Excerpts from a figure dataset:
[START]

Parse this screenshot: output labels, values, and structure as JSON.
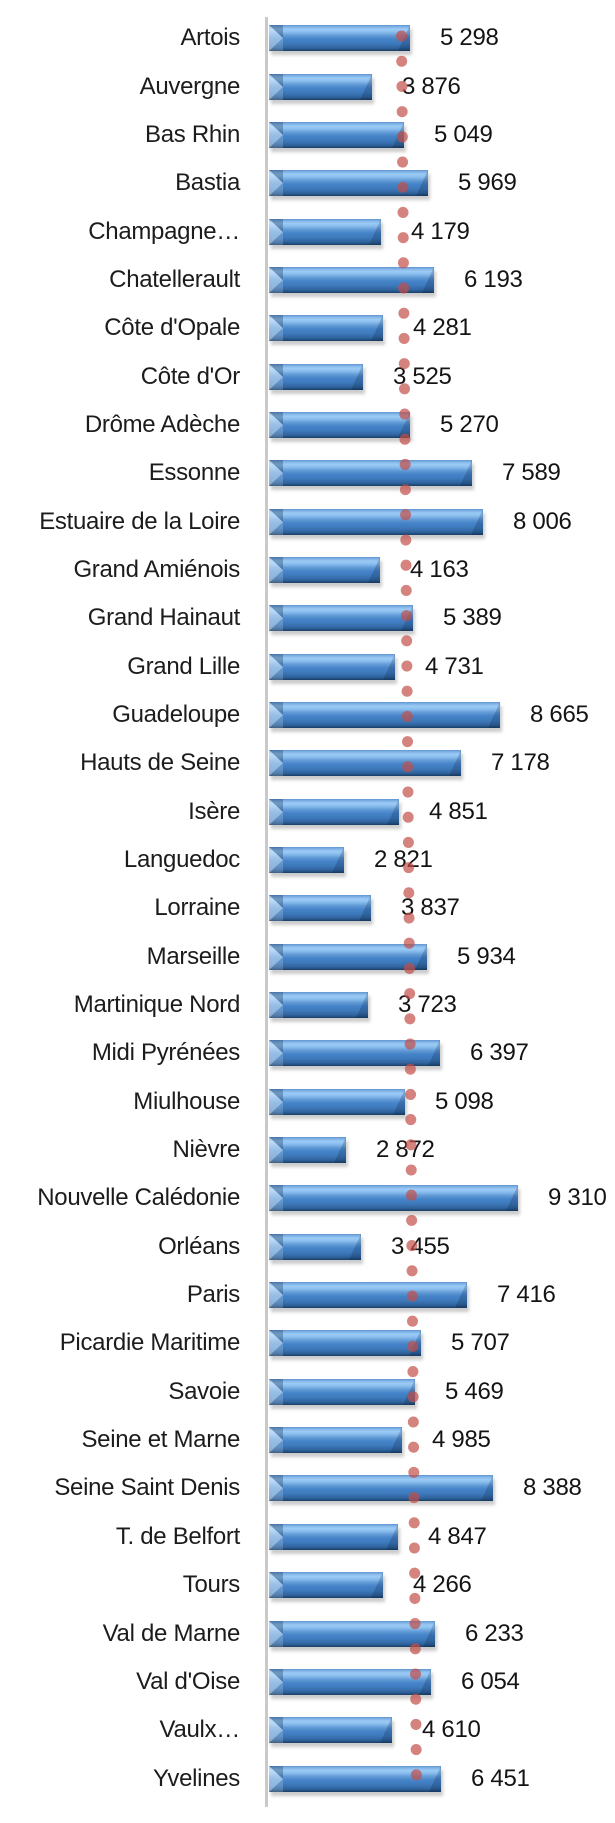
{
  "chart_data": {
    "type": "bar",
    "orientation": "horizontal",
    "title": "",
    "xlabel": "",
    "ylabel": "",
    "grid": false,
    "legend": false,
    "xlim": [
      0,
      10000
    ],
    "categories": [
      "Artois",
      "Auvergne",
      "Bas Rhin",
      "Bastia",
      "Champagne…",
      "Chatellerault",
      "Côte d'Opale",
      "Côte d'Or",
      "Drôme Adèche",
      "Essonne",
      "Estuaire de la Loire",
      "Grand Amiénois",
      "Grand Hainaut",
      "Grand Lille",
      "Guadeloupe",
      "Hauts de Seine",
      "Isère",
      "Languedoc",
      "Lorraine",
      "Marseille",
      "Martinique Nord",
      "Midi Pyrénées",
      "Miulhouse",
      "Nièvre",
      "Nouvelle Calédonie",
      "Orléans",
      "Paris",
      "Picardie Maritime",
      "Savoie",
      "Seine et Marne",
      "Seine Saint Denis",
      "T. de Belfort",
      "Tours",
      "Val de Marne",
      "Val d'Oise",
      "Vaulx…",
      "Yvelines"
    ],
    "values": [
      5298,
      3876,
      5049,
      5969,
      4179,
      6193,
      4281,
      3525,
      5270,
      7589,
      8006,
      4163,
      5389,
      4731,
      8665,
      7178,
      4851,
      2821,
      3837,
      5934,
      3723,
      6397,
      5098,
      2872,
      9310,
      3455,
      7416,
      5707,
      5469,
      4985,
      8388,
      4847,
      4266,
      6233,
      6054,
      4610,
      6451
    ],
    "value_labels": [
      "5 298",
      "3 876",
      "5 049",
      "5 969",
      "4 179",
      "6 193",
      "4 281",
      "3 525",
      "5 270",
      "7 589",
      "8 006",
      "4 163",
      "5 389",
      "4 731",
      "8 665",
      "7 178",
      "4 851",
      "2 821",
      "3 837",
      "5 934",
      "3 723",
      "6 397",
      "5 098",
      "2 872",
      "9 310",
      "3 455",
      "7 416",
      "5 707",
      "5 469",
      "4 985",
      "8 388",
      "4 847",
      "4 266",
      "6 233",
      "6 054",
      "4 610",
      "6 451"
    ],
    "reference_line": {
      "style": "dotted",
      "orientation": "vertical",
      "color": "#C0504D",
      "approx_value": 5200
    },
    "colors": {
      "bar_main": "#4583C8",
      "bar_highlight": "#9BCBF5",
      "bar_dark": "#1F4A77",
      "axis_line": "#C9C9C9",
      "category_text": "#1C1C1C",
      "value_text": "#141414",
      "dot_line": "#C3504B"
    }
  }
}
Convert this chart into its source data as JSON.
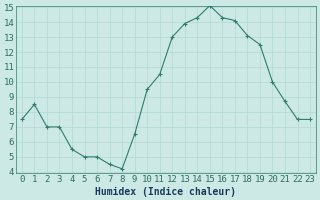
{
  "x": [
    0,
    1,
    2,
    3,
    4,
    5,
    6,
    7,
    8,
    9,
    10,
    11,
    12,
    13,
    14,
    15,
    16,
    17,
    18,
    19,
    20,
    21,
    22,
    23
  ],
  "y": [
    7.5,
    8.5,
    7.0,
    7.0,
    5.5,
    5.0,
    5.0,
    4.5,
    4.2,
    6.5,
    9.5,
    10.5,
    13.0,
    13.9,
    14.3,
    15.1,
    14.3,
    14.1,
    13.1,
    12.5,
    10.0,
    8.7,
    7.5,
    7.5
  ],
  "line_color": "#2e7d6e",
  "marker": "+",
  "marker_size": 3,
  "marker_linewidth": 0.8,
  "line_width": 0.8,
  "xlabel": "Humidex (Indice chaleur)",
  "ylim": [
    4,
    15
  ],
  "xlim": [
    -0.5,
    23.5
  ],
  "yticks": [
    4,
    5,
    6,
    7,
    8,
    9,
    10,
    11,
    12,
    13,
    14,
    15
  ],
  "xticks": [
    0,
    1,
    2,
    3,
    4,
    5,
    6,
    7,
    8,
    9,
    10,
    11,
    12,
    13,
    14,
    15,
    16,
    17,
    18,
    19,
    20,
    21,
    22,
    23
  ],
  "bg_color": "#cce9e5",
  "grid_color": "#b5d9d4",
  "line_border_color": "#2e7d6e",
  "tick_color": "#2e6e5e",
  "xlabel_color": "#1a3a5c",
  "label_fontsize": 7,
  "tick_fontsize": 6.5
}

[END]

Description of the task: Using the listing above, return all lines where the word "Seine" occurs.

Completed task:
      "Hauts de Seine",
      "Seine et Marne",
      "Seine Saint Denis",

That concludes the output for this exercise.